Every entry below must appear again, exactly as written.

--*--

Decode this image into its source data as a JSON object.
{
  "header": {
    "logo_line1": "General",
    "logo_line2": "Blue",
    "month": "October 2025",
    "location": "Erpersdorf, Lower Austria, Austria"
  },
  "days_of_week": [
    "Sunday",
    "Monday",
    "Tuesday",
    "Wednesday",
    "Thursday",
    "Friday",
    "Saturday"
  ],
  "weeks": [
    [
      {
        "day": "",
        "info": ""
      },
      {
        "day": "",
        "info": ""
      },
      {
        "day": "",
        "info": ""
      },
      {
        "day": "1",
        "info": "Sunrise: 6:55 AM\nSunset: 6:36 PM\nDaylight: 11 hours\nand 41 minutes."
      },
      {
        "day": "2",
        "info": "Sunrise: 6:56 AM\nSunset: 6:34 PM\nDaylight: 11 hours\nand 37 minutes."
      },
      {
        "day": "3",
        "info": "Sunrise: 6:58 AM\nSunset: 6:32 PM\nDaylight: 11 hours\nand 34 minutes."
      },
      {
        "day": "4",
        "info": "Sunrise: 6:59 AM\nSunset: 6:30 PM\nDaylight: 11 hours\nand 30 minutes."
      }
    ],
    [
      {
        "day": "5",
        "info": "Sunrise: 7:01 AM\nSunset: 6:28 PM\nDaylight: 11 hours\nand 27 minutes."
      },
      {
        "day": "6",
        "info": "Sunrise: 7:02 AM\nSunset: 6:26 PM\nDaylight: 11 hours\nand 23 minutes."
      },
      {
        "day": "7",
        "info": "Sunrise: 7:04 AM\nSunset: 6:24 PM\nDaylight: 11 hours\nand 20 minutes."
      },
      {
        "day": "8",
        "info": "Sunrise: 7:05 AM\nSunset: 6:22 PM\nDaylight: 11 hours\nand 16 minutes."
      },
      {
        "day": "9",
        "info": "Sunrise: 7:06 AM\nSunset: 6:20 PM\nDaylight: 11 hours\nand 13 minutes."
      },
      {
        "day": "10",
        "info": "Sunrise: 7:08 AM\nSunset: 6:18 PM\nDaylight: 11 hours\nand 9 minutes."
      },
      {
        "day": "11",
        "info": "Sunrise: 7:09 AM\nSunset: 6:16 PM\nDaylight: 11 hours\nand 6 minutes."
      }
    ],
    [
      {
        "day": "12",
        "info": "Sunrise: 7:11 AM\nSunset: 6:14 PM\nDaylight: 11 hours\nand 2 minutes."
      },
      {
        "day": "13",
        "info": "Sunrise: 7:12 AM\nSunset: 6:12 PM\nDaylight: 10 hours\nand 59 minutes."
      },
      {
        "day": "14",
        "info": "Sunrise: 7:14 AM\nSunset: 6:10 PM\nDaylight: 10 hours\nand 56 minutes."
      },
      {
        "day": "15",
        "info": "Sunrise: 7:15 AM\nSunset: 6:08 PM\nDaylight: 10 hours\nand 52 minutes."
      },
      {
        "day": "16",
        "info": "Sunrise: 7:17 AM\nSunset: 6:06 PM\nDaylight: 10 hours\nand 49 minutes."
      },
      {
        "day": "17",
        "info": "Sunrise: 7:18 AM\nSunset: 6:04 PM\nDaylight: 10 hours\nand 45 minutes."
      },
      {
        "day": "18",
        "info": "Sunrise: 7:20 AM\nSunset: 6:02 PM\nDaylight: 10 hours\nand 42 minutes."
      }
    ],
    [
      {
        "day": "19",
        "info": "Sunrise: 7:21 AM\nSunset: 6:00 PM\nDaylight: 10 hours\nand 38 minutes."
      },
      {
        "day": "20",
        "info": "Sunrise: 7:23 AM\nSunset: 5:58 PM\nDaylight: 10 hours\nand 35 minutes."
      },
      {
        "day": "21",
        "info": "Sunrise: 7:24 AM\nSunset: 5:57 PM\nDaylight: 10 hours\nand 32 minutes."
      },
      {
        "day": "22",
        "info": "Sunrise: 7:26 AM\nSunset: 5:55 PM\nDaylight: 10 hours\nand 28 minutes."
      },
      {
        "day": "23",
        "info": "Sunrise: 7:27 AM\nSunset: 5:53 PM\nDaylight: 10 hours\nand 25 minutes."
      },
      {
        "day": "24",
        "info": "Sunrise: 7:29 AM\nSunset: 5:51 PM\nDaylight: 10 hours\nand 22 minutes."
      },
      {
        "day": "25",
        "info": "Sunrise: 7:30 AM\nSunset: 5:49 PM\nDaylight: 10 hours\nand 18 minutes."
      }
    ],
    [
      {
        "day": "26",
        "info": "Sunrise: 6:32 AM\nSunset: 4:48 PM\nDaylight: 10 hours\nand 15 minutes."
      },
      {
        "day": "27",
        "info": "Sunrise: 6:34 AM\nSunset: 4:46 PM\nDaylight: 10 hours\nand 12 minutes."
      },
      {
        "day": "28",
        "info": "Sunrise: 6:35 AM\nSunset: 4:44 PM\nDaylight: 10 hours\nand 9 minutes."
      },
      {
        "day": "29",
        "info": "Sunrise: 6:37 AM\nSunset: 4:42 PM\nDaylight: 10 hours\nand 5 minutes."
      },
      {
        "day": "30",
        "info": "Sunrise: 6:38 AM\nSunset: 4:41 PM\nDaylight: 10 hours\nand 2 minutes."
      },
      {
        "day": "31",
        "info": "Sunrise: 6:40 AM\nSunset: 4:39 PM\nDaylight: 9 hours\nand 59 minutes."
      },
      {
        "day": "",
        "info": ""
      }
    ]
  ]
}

--*--

The result:
Decode this image into its source data as a JSON object.
{
  "header": {
    "logo_line1": "General",
    "logo_line2": "Blue",
    "month": "October 2025",
    "location": "Erpersdorf, Lower Austria, Austria"
  },
  "days_of_week": [
    "Sunday",
    "Monday",
    "Tuesday",
    "Wednesday",
    "Thursday",
    "Friday",
    "Saturday"
  ],
  "weeks": [
    [
      {
        "day": "",
        "info": ""
      },
      {
        "day": "",
        "info": ""
      },
      {
        "day": "",
        "info": ""
      },
      {
        "day": "1",
        "info": "Sunrise: 6:55 AM\nSunset: 6:36 PM\nDaylight: 11 hours\nand 41 minutes."
      },
      {
        "day": "2",
        "info": "Sunrise: 6:56 AM\nSunset: 6:34 PM\nDaylight: 11 hours\nand 37 minutes."
      },
      {
        "day": "3",
        "info": "Sunrise: 6:58 AM\nSunset: 6:32 PM\nDaylight: 11 hours\nand 34 minutes."
      },
      {
        "day": "4",
        "info": "Sunrise: 6:59 AM\nSunset: 6:30 PM\nDaylight: 11 hours\nand 30 minutes."
      }
    ],
    [
      {
        "day": "5",
        "info": "Sunrise: 7:01 AM\nSunset: 6:28 PM\nDaylight: 11 hours\nand 27 minutes."
      },
      {
        "day": "6",
        "info": "Sunrise: 7:02 AM\nSunset: 6:26 PM\nDaylight: 11 hours\nand 23 minutes."
      },
      {
        "day": "7",
        "info": "Sunrise: 7:04 AM\nSunset: 6:24 PM\nDaylight: 11 hours\nand 20 minutes."
      },
      {
        "day": "8",
        "info": "Sunrise: 7:05 AM\nSunset: 6:22 PM\nDaylight: 11 hours\nand 16 minutes."
      },
      {
        "day": "9",
        "info": "Sunrise: 7:06 AM\nSunset: 6:20 PM\nDaylight: 11 hours\nand 13 minutes."
      },
      {
        "day": "10",
        "info": "Sunrise: 7:08 AM\nSunset: 6:18 PM\nDaylight: 11 hours\nand 9 minutes."
      },
      {
        "day": "11",
        "info": "Sunrise: 7:09 AM\nSunset: 6:16 PM\nDaylight: 11 hours\nand 6 minutes."
      }
    ],
    [
      {
        "day": "12",
        "info": "Sunrise: 7:11 AM\nSunset: 6:14 PM\nDaylight: 11 hours\nand 2 minutes."
      },
      {
        "day": "13",
        "info": "Sunrise: 7:12 AM\nSunset: 6:12 PM\nDaylight: 10 hours\nand 59 minutes."
      },
      {
        "day": "14",
        "info": "Sunrise: 7:14 AM\nSunset: 6:10 PM\nDaylight: 10 hours\nand 56 minutes."
      },
      {
        "day": "15",
        "info": "Sunrise: 7:15 AM\nSunset: 6:08 PM\nDaylight: 10 hours\nand 52 minutes."
      },
      {
        "day": "16",
        "info": "Sunrise: 7:17 AM\nSunset: 6:06 PM\nDaylight: 10 hours\nand 49 minutes."
      },
      {
        "day": "17",
        "info": "Sunrise: 7:18 AM\nSunset: 6:04 PM\nDaylight: 10 hours\nand 45 minutes."
      },
      {
        "day": "18",
        "info": "Sunrise: 7:20 AM\nSunset: 6:02 PM\nDaylight: 10 hours\nand 42 minutes."
      }
    ],
    [
      {
        "day": "19",
        "info": "Sunrise: 7:21 AM\nSunset: 6:00 PM\nDaylight: 10 hours\nand 38 minutes."
      },
      {
        "day": "20",
        "info": "Sunrise: 7:23 AM\nSunset: 5:58 PM\nDaylight: 10 hours\nand 35 minutes."
      },
      {
        "day": "21",
        "info": "Sunrise: 7:24 AM\nSunset: 5:57 PM\nDaylight: 10 hours\nand 32 minutes."
      },
      {
        "day": "22",
        "info": "Sunrise: 7:26 AM\nSunset: 5:55 PM\nDaylight: 10 hours\nand 28 minutes."
      },
      {
        "day": "23",
        "info": "Sunrise: 7:27 AM\nSunset: 5:53 PM\nDaylight: 10 hours\nand 25 minutes."
      },
      {
        "day": "24",
        "info": "Sunrise: 7:29 AM\nSunset: 5:51 PM\nDaylight: 10 hours\nand 22 minutes."
      },
      {
        "day": "25",
        "info": "Sunrise: 7:30 AM\nSunset: 5:49 PM\nDaylight: 10 hours\nand 18 minutes."
      }
    ],
    [
      {
        "day": "26",
        "info": "Sunrise: 6:32 AM\nSunset: 4:48 PM\nDaylight: 10 hours\nand 15 minutes."
      },
      {
        "day": "27",
        "info": "Sunrise: 6:34 AM\nSunset: 4:46 PM\nDaylight: 10 hours\nand 12 minutes."
      },
      {
        "day": "28",
        "info": "Sunrise: 6:35 AM\nSunset: 4:44 PM\nDaylight: 10 hours\nand 9 minutes."
      },
      {
        "day": "29",
        "info": "Sunrise: 6:37 AM\nSunset: 4:42 PM\nDaylight: 10 hours\nand 5 minutes."
      },
      {
        "day": "30",
        "info": "Sunrise: 6:38 AM\nSunset: 4:41 PM\nDaylight: 10 hours\nand 2 minutes."
      },
      {
        "day": "31",
        "info": "Sunrise: 6:40 AM\nSunset: 4:39 PM\nDaylight: 9 hours\nand 59 minutes."
      },
      {
        "day": "",
        "info": ""
      }
    ]
  ]
}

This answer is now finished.